• [SUPPLIED INFORMATION]
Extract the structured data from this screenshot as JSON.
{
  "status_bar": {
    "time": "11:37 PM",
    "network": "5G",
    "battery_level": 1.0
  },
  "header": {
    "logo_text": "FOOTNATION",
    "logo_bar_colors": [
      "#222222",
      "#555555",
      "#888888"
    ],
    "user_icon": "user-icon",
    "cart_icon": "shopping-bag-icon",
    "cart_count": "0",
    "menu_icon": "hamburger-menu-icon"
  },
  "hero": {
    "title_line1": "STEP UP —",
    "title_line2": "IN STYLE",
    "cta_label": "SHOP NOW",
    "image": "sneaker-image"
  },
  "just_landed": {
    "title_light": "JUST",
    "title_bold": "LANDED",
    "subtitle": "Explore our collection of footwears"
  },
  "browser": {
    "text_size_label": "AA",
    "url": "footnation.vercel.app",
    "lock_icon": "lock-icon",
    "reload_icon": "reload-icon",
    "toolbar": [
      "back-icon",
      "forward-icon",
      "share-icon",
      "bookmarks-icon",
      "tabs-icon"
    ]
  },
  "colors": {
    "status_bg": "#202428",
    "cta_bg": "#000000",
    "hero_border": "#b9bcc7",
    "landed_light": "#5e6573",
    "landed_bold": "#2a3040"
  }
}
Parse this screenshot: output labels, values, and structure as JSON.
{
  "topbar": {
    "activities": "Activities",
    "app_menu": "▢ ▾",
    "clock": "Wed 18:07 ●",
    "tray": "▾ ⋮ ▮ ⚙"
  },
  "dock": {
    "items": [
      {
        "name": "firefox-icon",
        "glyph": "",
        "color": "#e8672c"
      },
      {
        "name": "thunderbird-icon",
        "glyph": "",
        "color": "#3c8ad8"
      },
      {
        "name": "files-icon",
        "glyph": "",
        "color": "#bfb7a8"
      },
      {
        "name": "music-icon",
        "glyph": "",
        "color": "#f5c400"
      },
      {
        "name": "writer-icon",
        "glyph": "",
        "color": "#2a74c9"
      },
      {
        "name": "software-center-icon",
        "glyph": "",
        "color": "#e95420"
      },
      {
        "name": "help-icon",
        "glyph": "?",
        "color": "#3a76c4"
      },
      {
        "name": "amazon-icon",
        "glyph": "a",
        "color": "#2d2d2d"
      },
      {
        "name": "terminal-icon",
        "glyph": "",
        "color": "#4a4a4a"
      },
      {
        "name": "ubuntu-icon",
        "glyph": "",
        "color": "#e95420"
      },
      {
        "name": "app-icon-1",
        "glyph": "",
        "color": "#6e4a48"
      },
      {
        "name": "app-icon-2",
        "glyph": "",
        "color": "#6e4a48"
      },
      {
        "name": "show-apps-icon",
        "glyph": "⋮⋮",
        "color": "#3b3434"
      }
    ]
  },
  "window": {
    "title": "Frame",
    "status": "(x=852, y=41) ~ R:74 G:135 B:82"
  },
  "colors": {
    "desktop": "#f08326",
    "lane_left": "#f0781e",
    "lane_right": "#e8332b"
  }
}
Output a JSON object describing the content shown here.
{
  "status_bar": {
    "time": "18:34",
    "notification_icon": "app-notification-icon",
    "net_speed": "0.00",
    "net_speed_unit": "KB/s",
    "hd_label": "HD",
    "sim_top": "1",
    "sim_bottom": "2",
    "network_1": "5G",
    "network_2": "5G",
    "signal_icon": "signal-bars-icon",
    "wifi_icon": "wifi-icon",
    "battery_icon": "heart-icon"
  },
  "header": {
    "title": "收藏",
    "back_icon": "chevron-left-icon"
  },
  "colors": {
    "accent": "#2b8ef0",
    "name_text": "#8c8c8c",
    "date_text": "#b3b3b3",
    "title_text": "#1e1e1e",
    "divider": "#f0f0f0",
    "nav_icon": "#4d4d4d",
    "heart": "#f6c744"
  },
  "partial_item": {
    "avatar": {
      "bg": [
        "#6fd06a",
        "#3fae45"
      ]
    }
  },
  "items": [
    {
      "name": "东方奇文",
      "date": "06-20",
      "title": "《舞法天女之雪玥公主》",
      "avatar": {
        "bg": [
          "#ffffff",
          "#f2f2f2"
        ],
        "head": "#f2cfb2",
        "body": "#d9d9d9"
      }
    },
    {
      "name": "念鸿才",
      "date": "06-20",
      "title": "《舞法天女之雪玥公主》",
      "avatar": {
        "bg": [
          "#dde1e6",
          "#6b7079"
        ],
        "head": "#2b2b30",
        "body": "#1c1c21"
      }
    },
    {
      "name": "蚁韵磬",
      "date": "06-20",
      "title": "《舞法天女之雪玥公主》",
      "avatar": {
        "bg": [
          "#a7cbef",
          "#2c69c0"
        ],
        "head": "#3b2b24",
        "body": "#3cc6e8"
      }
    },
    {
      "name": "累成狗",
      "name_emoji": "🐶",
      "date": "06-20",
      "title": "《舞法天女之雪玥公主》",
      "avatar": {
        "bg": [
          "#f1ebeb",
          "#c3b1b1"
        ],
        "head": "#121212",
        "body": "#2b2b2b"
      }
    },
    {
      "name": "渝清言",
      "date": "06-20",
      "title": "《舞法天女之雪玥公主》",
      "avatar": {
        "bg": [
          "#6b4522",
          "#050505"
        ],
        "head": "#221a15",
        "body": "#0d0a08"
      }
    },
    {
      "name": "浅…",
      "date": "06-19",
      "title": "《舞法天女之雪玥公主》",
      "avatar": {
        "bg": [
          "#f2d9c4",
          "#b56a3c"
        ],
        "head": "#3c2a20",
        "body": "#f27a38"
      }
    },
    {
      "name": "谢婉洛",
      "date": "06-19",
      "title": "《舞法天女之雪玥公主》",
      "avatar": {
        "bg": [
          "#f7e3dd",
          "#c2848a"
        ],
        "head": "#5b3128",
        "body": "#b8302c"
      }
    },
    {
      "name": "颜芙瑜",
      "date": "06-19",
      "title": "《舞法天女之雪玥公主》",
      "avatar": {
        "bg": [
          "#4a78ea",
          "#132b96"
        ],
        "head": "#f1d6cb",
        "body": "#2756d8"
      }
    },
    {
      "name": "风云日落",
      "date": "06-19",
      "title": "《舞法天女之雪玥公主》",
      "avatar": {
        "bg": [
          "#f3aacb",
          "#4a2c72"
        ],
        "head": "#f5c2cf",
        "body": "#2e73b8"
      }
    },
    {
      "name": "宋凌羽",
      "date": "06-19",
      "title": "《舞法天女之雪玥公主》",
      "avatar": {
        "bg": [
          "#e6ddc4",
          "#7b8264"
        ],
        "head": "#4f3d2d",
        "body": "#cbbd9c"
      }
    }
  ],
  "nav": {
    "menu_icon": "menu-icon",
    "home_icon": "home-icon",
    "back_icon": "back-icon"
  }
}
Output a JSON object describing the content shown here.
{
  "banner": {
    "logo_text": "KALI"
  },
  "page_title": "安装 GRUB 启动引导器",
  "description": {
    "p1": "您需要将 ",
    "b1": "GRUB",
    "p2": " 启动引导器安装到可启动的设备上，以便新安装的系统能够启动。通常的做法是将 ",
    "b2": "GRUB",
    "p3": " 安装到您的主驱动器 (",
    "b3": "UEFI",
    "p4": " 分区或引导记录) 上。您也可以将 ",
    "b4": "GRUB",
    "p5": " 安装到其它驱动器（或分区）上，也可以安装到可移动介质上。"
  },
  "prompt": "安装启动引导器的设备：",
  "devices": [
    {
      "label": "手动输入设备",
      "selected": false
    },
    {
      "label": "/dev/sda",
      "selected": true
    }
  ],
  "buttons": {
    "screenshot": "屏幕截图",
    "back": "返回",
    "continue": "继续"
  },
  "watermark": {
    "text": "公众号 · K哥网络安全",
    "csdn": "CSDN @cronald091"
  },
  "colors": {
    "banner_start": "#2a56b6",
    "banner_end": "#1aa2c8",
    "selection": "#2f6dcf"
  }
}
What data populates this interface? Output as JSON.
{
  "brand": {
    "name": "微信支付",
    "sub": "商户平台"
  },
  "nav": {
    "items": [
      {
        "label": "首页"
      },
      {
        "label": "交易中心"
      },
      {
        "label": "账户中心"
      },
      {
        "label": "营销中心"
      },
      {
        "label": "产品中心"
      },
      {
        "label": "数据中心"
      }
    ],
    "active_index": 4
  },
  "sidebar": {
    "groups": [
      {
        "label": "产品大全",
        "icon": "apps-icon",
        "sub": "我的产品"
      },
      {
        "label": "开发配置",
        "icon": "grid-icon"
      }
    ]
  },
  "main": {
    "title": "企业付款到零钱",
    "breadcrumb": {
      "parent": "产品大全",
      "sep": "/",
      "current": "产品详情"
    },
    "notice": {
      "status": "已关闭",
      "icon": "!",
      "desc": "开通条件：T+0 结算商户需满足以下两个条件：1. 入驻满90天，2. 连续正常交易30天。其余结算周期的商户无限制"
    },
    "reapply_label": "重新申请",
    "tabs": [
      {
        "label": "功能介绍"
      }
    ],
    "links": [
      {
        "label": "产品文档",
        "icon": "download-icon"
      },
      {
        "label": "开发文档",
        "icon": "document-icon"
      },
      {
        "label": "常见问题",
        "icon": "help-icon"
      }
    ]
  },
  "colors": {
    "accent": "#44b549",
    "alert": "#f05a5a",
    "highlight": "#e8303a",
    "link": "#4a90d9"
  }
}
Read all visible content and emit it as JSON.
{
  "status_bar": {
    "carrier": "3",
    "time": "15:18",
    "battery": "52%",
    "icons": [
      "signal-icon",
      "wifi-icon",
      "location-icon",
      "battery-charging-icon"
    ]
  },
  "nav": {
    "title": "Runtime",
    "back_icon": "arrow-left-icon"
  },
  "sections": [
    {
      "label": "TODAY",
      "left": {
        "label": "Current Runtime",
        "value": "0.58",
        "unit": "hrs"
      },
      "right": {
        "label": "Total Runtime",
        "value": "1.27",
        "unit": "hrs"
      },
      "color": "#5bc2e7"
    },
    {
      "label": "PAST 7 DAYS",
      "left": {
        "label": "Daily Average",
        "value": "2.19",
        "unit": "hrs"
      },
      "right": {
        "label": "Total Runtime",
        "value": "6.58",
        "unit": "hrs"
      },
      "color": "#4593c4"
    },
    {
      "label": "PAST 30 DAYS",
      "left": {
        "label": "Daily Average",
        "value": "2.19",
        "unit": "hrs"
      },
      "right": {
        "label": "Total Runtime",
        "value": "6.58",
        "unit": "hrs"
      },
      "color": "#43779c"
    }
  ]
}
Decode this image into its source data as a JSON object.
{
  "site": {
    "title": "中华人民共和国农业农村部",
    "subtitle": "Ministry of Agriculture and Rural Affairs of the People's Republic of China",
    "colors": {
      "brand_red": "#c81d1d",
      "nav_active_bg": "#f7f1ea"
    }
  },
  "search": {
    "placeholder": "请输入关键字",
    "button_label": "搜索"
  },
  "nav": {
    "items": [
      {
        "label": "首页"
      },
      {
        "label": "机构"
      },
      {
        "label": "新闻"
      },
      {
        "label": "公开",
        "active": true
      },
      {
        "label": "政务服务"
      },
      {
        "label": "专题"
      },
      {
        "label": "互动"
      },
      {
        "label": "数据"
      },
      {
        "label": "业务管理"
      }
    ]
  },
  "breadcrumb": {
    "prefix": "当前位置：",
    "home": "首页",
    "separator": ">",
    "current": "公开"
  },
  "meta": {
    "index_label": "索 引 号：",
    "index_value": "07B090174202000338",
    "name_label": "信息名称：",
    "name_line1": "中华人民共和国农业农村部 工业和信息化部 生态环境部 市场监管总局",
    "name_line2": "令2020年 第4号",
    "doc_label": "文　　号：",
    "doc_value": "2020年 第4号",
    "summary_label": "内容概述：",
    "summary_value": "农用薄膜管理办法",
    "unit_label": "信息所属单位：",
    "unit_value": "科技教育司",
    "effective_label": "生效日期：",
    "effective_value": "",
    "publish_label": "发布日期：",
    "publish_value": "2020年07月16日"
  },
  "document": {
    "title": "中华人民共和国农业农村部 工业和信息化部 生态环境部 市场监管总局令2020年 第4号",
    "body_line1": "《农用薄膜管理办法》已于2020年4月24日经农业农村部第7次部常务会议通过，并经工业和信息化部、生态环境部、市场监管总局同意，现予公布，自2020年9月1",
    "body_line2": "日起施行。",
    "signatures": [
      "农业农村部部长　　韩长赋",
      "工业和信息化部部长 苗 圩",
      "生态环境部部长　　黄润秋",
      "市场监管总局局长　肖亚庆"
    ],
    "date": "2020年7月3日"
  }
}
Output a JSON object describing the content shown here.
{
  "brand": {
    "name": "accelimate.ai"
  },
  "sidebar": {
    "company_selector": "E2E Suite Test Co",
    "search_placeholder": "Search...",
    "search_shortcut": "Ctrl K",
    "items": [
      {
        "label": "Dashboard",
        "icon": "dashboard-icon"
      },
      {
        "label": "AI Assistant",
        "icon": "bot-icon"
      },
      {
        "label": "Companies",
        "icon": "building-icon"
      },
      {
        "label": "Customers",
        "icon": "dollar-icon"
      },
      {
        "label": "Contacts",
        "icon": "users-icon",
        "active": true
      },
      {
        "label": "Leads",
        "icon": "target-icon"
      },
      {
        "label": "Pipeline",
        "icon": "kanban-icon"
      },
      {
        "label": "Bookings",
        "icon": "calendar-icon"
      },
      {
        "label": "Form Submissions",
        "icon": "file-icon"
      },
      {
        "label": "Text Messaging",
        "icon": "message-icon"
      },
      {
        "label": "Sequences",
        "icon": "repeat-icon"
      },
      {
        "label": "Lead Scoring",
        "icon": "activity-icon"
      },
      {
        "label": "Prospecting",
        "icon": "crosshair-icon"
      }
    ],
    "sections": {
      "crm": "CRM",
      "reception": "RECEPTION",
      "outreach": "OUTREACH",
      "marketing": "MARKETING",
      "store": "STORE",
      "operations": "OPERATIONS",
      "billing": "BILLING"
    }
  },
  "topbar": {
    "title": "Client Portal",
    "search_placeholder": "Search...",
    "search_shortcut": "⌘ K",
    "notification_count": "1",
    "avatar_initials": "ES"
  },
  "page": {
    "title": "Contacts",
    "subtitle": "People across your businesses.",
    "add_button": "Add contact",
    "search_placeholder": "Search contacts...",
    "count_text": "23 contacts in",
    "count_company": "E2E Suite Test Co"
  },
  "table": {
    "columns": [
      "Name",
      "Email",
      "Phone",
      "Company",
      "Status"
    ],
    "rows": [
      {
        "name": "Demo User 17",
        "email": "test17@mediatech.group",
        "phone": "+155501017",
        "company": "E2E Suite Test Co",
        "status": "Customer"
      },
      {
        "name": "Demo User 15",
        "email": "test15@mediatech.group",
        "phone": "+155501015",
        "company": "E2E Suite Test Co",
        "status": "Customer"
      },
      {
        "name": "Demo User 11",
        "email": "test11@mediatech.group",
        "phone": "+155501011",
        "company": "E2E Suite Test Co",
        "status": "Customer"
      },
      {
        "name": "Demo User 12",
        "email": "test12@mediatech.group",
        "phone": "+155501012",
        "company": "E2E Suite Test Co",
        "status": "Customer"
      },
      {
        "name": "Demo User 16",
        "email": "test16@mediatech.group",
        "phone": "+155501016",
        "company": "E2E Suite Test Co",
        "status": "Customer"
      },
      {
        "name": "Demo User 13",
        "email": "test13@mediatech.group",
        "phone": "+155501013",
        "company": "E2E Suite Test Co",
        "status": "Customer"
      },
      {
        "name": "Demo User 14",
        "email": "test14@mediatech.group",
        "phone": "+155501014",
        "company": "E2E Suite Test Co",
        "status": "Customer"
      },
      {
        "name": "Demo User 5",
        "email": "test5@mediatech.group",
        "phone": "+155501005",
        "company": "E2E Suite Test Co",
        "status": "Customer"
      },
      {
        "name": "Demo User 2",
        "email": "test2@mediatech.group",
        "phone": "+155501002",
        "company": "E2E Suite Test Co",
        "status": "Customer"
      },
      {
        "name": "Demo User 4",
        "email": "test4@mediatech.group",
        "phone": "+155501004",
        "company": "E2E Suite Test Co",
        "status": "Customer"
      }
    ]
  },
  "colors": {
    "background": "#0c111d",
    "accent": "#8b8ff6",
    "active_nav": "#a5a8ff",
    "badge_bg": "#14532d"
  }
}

• [REQUIRED WORK] Track down all lines above with the string "中华人民共和国农业农村部" and copy them.

• [THE RESULT]
    "title": "中华人民共和国农业农村部",
    "name_line1": "中华人民共和国农业农村部 工业和信息化部 生态环境部 市场监管总局",
    "title": "中华人民共和国农业农村部 工业和信息化部 生态环境部 市场监管总局令2020年 第4号",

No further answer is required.